**The task**
Your task is to copy every line of the entries that contains "name".

**Figure content listings**
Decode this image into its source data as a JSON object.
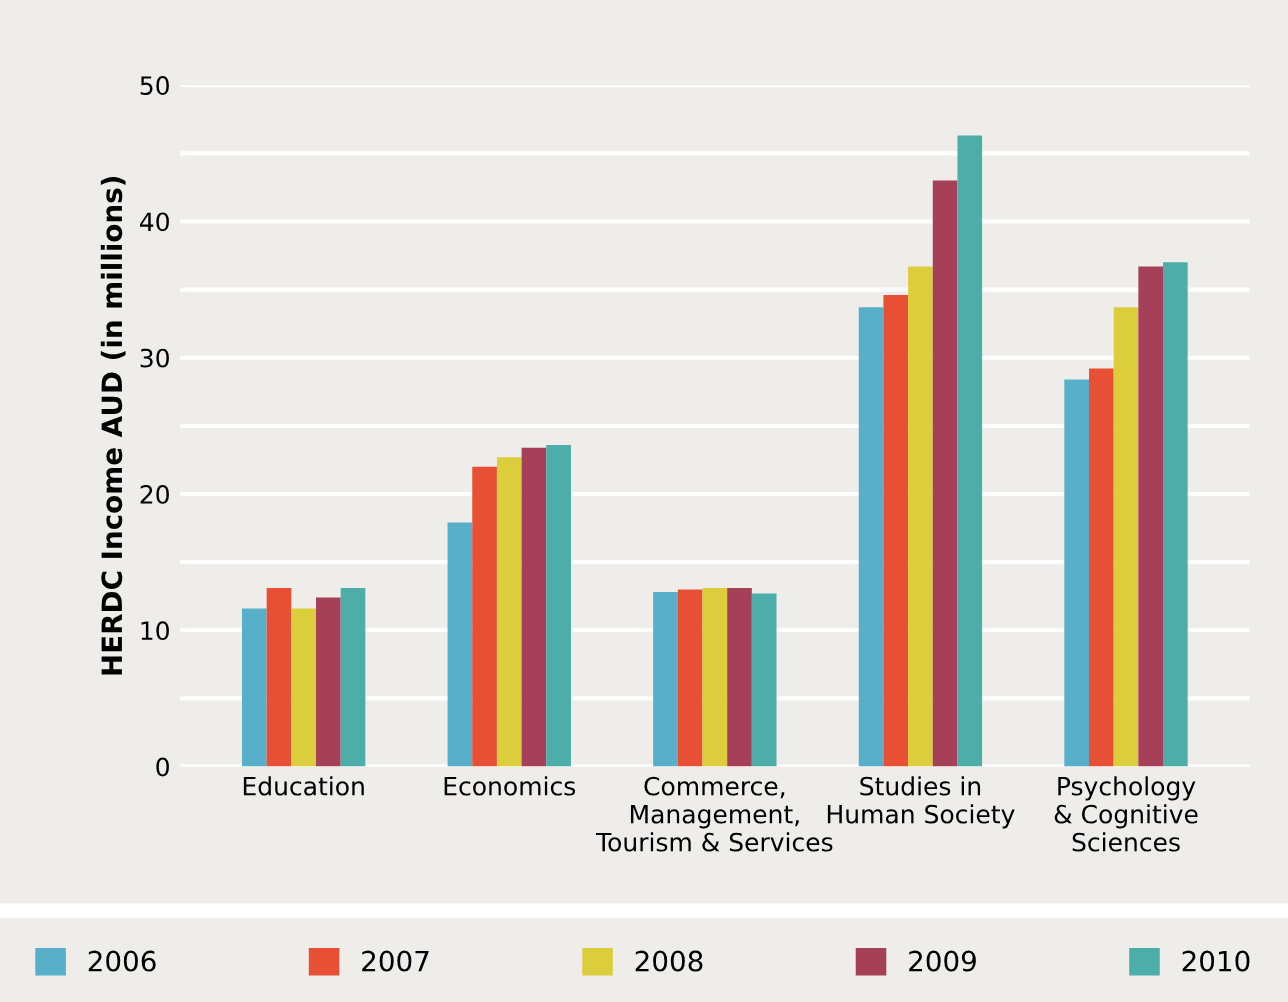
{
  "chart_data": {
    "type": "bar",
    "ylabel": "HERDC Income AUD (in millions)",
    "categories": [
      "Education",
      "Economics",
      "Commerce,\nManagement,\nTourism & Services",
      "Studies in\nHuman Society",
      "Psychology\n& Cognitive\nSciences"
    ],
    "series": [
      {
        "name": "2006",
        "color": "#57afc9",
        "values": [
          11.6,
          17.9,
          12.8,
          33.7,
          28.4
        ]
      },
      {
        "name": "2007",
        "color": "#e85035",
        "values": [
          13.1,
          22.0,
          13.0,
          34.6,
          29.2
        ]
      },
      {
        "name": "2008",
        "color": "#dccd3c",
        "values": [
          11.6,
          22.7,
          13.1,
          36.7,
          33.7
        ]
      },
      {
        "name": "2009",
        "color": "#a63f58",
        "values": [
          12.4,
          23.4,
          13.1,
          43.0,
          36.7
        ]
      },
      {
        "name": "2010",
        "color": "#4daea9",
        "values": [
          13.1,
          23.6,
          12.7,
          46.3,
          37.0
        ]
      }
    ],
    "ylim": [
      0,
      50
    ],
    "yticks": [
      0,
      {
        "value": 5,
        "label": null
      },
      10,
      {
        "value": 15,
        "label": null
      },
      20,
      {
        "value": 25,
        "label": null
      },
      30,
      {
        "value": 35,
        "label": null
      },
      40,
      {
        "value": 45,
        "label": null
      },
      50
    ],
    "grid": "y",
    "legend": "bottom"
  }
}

**In response**
        "name": "2006",
        "name": "2007",
        "name": "2008",
        "name": "2009",
        "name": "2010",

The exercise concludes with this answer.